▶ Required task:
Would you quote the material below in full and unchanged?

Collected data entries
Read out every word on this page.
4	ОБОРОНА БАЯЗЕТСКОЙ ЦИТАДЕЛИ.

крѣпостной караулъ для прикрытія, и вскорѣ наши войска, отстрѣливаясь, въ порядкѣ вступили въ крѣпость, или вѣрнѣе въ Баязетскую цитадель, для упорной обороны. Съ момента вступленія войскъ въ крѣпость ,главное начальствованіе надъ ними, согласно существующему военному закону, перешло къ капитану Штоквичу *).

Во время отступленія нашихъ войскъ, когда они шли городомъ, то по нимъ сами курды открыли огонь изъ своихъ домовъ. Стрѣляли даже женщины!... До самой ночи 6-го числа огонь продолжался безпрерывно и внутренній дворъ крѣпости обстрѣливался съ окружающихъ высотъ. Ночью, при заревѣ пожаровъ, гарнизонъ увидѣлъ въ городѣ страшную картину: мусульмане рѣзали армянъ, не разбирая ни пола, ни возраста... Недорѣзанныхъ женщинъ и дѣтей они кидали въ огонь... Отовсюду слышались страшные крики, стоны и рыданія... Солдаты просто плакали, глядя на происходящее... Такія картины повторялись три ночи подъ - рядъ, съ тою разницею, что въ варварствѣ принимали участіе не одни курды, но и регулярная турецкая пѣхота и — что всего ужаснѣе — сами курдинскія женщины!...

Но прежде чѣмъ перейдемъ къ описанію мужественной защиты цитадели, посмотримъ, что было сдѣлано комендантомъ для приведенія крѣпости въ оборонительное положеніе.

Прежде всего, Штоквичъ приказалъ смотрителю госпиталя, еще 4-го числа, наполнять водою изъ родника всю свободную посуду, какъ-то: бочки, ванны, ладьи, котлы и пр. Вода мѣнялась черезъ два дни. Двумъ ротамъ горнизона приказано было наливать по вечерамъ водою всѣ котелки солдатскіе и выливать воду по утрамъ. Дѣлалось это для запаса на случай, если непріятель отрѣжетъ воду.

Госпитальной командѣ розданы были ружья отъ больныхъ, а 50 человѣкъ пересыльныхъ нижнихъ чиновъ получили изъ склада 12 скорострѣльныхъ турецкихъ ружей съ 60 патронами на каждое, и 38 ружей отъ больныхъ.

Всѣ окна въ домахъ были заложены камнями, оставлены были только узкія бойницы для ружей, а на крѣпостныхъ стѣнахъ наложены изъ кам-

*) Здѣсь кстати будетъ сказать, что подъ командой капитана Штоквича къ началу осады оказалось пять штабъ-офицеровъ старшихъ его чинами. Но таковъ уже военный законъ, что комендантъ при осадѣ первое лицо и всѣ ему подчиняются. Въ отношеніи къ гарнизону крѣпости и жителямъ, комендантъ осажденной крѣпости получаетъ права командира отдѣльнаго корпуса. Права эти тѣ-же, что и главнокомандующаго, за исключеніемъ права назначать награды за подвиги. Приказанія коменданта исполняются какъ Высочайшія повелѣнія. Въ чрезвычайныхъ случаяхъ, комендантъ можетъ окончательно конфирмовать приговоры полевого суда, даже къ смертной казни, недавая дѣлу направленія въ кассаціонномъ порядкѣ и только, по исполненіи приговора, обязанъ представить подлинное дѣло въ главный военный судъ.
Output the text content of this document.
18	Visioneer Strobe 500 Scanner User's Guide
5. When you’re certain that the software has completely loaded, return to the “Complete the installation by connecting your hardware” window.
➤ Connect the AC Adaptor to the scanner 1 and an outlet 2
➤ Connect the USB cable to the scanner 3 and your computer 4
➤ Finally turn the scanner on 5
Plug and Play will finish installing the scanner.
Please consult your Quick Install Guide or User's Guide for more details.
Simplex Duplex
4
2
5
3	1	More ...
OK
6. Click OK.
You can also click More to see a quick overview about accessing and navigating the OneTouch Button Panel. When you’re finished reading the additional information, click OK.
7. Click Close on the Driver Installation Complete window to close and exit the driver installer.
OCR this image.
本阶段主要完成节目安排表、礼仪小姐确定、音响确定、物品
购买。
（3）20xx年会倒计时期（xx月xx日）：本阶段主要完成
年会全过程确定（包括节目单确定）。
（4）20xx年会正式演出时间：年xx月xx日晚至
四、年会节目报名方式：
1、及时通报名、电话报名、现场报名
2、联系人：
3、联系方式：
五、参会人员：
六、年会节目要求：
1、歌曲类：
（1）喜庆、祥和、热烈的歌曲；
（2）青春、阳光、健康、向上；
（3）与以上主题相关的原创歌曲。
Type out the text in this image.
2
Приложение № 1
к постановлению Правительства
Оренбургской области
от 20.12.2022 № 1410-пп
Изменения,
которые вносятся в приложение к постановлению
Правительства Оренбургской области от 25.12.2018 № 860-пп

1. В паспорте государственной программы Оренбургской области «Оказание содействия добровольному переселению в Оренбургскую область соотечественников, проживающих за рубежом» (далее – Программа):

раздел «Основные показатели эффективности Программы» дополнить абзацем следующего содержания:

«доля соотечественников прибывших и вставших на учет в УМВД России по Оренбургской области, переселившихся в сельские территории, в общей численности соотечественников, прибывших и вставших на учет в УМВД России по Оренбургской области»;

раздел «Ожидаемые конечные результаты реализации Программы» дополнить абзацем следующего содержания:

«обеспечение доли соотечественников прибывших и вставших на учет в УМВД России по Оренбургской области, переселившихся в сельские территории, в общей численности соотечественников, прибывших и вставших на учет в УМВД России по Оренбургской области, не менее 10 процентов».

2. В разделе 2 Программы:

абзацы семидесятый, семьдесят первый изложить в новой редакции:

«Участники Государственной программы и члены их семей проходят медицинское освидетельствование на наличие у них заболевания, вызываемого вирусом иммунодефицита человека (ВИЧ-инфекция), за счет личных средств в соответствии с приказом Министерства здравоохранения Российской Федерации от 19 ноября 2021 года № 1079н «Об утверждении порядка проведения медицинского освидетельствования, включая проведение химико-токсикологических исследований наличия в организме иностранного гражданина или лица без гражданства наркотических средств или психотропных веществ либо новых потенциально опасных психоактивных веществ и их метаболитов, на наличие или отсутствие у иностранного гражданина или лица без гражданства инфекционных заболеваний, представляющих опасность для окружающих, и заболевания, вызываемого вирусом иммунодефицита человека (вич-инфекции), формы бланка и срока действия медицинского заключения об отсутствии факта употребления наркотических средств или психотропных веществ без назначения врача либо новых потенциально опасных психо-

▶ Exercise result:
Read out every word on this page.
4	ОБОРОНА БАЯЗЕТСКОЙ ЦИТАДЕЛИ.

крѣпостной караулъ для прикрытія, и вскорѣ наши войска, отстрѣливаясь, въ порядкѣ вступили въ крѣпость, или вѣрнѣе въ Баязетскую цитадель, для упорной обороны. Съ момента вступленія войскъ въ крѣпость ,главное начальствованіе надъ ними, согласно существующему военному закону, перешло къ капитану Штоквичу *).

Во время отступленія нашихъ войскъ, когда они шли городомъ, то по нимъ сами курды открыли огонь изъ своихъ домовъ. Стрѣляли даже женщины!... До самой ночи 6-го числа огонь продолжался безпрерывно и внутренній дворъ крѣпости обстрѣливался съ окружающихъ высотъ. Ночью, при заревѣ пожаровъ, гарнизонъ увидѣлъ въ городѣ страшную картину: мусульмане рѣзали армянъ, не разбирая ни пола, ни возраста... Недорѣзанныхъ женщинъ и дѣтей они кидали въ огонь... Отовсюду слышались страшные крики, стоны и рыданія... Солдаты просто плакали, глядя на происходящее... Такія картины повторялись три ночи подъ - рядъ, съ тою разницею, что въ варварствѣ принимали участіе не одни курды, но и регулярная турецкая пѣхота и — что всего ужаснѣе — сами курдинскія женщины!...

Но прежде чѣмъ перейдемъ къ описанію мужественной защиты цитадели, посмотримъ, что было сдѣлано комендантомъ для приведенія крѣпости въ оборонительное положеніе.

Прежде всего, Штоквичъ приказалъ смотрителю госпиталя, еще 4-го числа, наполнять водою изъ родника всю свободную посуду, какъ-то: бочки, ванны, ладьи, котлы и пр. Вода мѣнялась черезъ два дни. Двумъ ротамъ горнизона приказано было наливать по вечерамъ водою всѣ котелки солдатскіе и выливать воду по утрамъ. Дѣлалось это для запаса на случай, если непріятель отрѣжетъ воду.

Госпитальной командѣ розданы были ружья отъ больныхъ, а 50 человѣкъ пересыльныхъ нижнихъ чиновъ получили изъ склада 12 скорострѣльныхъ турецкихъ ружей съ 60 патронами на каждое, и 38 ружей отъ больныхъ.

Всѣ окна въ домахъ были заложены камнями, оставлены были только узкія бойницы для ружей, а на крѣпостныхъ стѣнахъ наложены изъ кам-

*) Здѣсь кстати будетъ сказать, что подъ командой капитана Штоквича къ началу осады оказалось пять штабъ-офицеровъ старшихъ его чинами. Но таковъ уже военный законъ, что комендантъ при осадѣ первое лицо и всѣ ему подчиняются. Въ отношеніи къ гарнизону крѣпости и жителямъ, комендантъ осажденной крѣпости получаетъ права командира отдѣльнаго корпуса. Права эти тѣ-же, что и главнокомандующаго, за исключеніемъ права назначать награды за подвиги. Приказанія коменданта исполняются какъ Высочайшія повелѣнія. Въ чрезвычайныхъ случаяхъ, комендантъ можетъ окончательно конфирмовать приговоры полевого суда, даже къ смертной казни, недавая дѣлу направленія въ кассаціонномъ порядкѣ и только, по исполненіи приговора, обязанъ представить подлинное дѣло въ главный военный судъ.
Output the text content of this document.
18	Visioneer Strobe 500 Scanner User's Guide
5. When you’re certain that the software has completely loaded, return to the “Complete the installation by connecting your hardware” window.
➤ Connect the AC Adaptor to the scanner 1 and an outlet 2
➤ Connect the USB cable to the scanner 3 and your computer 4
➤ Finally turn the scanner on 5
Plug and Play will finish installing the scanner.
Please consult your Quick Install Guide or User's Guide for more details.
Simplex Duplex
4
2
5
3	1	More ...
OK
6. Click OK.
You can also click More to see a quick overview about accessing and navigating the OneTouch Button Panel. When you’re finished reading the additional information, click OK.
7. Click Close on the Driver Installation Complete window to close and exit the driver installer.
OCR this image.
本阶段主要完成节目安排表、礼仪小姐确定、音响确定、物品
购买。
（3）20xx年会倒计时期（xx月xx日）：本阶段主要完成
年会全过程确定（包括节目单确定）。
（4）20xx年会正式演出时间：年xx月xx日晚至
四、年会节目报名方式：
1、及时通报名、电话报名、现场报名
2、联系人：
3、联系方式：
五、参会人员：
六、年会节目要求：
1、歌曲类：
（1）喜庆、祥和、热烈的歌曲；
（2）青春、阳光、健康、向上；
（3）与以上主题相关的原创歌曲。
Type out the text in this image.
2
Приложение № 1
к постановлению Правительства
Оренбургской области
от 20.12.2022 № 1410-пп
Изменения,
которые вносятся в приложение к постановлению
Правительства Оренбургской области от 25.12.2018 № 860-пп

1. В паспорте государственной программы Оренбургской области «Оказание содействия добровольному переселению в Оренбургскую область соотечественников, проживающих за рубежом» (далее – Программа):

раздел «Основные показатели эффективности Программы» дополнить абзацем следующего содержания:

«доля соотечественников прибывших и вставших на учет в УМВД России по Оренбургской области, переселившихся в сельские территории, в общей численности соотечественников, прибывших и вставших на учет в УМВД России по Оренбургской области»;

раздел «Ожидаемые конечные результаты реализации Программы» дополнить абзацем следующего содержания:

«обеспечение доли соотечественников прибывших и вставших на учет в УМВД России по Оренбургской области, переселившихся в сельские территории, в общей численности соотечественников, прибывших и вставших на учет в УМВД России по Оренбургской области, не менее 10 процентов».

2. В разделе 2 Программы:

абзацы семидесятый, семьдесят первый изложить в новой редакции:

«Участники Государственной программы и члены их семей проходят медицинское освидетельствование на наличие у них заболевания, вызываемого вирусом иммунодефицита человека (ВИЧ-инфекция), за счет личных средств в соответствии с приказом Министерства здравоохранения Российской Федерации от 19 ноября 2021 года № 1079н «Об утверждении порядка проведения медицинского освидетельствования, включая проведение химико-токсикологических исследований наличия в организме иностранного гражданина или лица без гражданства наркотических средств или психотропных веществ либо новых потенциально опасных психоактивных веществ и их метаболитов, на наличие или отсутствие у иностранного гражданина или лица без гражданства инфекционных заболеваний, представляющих опасность для окружающих, и заболевания, вызываемого вирусом иммунодефицита человека (вич-инфекции), формы бланка и срока действия медицинского заключения об отсутствии факта употребления наркотических средств или психотропных веществ без назначения врача либо новых потенциально опасных психо-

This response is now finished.